[begin Dataset records]
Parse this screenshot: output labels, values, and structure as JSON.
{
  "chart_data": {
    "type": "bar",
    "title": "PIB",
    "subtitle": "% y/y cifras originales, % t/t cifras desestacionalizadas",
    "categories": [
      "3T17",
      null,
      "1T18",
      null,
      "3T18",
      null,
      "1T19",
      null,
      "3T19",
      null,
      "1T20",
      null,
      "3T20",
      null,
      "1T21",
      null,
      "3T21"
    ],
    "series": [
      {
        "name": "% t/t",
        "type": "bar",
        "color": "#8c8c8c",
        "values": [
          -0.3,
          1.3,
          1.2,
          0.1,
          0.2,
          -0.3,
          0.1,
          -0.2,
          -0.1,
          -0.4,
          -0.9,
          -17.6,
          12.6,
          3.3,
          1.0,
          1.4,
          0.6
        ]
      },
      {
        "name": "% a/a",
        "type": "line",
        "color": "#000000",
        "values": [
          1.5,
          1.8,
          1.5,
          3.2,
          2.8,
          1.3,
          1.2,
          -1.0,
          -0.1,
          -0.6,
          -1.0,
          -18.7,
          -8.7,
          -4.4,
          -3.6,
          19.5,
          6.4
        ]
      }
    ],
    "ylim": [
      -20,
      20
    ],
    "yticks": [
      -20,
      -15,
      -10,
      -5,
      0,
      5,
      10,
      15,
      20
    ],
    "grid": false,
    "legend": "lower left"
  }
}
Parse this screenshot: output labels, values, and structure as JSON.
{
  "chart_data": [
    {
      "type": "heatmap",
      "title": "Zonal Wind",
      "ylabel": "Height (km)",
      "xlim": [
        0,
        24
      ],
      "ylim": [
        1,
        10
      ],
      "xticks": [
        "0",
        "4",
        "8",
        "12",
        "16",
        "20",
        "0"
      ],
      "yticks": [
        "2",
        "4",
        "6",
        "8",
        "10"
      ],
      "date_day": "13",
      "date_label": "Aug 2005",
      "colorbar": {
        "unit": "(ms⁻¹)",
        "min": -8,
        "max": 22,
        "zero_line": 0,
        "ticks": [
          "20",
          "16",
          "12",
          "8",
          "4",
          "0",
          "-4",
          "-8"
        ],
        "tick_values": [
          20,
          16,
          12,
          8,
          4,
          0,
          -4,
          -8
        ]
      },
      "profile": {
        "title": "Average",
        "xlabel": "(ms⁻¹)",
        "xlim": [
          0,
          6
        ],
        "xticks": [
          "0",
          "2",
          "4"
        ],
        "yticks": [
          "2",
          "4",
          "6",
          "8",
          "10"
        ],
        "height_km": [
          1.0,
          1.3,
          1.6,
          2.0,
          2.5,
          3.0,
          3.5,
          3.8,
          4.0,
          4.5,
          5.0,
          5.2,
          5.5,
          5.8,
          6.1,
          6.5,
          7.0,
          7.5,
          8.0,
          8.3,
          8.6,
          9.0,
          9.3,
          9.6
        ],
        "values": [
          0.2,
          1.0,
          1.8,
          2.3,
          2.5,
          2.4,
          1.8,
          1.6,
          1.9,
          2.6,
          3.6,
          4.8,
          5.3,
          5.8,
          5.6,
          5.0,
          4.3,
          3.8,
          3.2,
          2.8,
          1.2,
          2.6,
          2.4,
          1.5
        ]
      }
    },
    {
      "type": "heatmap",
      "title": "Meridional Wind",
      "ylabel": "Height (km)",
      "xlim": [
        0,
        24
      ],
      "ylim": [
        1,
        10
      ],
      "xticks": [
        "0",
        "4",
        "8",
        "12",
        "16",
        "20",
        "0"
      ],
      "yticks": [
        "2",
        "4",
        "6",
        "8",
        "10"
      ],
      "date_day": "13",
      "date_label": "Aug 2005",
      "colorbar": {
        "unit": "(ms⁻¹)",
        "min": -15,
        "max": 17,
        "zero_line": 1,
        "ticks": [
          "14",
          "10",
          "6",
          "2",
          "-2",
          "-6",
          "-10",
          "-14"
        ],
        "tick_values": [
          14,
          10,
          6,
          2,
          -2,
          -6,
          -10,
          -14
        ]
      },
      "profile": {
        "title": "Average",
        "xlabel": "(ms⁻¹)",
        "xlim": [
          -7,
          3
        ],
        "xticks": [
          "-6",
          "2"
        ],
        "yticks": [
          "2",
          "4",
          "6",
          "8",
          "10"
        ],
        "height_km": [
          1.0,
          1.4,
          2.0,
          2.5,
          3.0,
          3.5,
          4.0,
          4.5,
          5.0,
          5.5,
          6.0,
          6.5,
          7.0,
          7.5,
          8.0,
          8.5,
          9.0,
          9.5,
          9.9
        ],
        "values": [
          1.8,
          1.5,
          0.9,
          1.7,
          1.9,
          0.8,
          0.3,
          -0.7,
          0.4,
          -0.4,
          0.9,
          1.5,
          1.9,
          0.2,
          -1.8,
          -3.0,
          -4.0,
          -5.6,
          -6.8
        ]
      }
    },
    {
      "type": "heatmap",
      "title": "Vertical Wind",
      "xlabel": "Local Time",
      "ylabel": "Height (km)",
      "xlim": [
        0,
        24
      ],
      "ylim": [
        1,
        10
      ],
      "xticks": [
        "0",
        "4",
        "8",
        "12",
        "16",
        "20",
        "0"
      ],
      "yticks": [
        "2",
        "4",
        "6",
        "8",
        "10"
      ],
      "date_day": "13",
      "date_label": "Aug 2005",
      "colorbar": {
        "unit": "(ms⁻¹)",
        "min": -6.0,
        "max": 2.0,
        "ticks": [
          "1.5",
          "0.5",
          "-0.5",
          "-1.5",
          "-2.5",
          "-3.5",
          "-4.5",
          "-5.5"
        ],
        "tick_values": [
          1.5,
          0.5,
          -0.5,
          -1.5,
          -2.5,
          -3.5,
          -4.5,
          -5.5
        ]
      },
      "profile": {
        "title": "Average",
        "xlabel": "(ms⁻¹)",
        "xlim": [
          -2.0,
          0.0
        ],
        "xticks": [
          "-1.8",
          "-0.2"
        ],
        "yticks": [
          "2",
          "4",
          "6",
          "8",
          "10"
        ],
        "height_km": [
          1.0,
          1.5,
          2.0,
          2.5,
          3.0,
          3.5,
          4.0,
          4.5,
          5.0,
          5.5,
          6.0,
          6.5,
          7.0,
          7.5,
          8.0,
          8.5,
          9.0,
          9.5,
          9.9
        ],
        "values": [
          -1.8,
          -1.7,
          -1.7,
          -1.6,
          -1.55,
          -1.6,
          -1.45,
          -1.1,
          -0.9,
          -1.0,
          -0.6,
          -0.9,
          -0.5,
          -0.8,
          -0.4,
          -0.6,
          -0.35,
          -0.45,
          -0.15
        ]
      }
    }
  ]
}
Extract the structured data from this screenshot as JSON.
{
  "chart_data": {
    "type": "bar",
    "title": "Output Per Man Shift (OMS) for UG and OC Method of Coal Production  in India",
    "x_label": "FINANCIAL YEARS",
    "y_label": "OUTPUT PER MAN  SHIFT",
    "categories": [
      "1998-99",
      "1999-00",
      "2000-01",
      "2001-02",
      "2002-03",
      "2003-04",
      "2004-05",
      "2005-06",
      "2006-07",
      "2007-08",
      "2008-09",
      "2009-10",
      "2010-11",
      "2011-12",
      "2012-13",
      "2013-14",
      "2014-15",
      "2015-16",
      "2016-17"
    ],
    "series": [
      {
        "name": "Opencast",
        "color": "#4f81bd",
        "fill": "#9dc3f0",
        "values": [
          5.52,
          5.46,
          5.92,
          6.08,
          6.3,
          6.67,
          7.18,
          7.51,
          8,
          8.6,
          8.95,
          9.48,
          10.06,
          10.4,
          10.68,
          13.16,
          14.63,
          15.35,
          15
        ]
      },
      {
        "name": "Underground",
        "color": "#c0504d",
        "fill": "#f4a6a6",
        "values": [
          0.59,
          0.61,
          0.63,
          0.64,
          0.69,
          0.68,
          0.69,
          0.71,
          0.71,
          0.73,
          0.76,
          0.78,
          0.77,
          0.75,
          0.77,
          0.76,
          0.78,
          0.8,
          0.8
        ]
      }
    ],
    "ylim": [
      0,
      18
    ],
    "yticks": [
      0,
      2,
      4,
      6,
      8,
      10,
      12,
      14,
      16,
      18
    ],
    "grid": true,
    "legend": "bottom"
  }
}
[end Dataset records]
» **Instruction**: Please retype, exactly as written, every line from the line containing "Extract the structured" through the last line of the records above, including both of those lines, and nothing else.

» **Answer to this problem**:
Extract the structured data from this screenshot as JSON.
{
  "chart_data": {
    "type": "bar",
    "title": "Output Per Man Shift (OMS) for UG and OC Method of Coal Production  in India",
    "x_label": "FINANCIAL YEARS",
    "y_label": "OUTPUT PER MAN  SHIFT",
    "categories": [
      "1998-99",
      "1999-00",
      "2000-01",
      "2001-02",
      "2002-03",
      "2003-04",
      "2004-05",
      "2005-06",
      "2006-07",
      "2007-08",
      "2008-09",
      "2009-10",
      "2010-11",
      "2011-12",
      "2012-13",
      "2013-14",
      "2014-15",
      "2015-16",
      "2016-17"
    ],
    "series": [
      {
        "name": "Opencast",
        "color": "#4f81bd",
        "fill": "#9dc3f0",
        "values": [
          5.52,
          5.46,
          5.92,
          6.08,
          6.3,
          6.67,
          7.18,
          7.51,
          8,
          8.6,
          8.95,
          9.48,
          10.06,
          10.4,
          10.68,
          13.16,
          14.63,
          15.35,
          15
        ]
      },
      {
        "name": "Underground",
        "color": "#c0504d",
        "fill": "#f4a6a6",
        "values": [
          0.59,
          0.61,
          0.63,
          0.64,
          0.69,
          0.68,
          0.69,
          0.71,
          0.71,
          0.73,
          0.76,
          0.78,
          0.77,
          0.75,
          0.77,
          0.76,
          0.78,
          0.8,
          0.8
        ]
      }
    ],
    "ylim": [
      0,
      18
    ],
    "yticks": [
      0,
      2,
      4,
      6,
      8,
      10,
      12,
      14,
      16,
      18
    ],
    "grid": true,
    "legend": "bottom"
  }
}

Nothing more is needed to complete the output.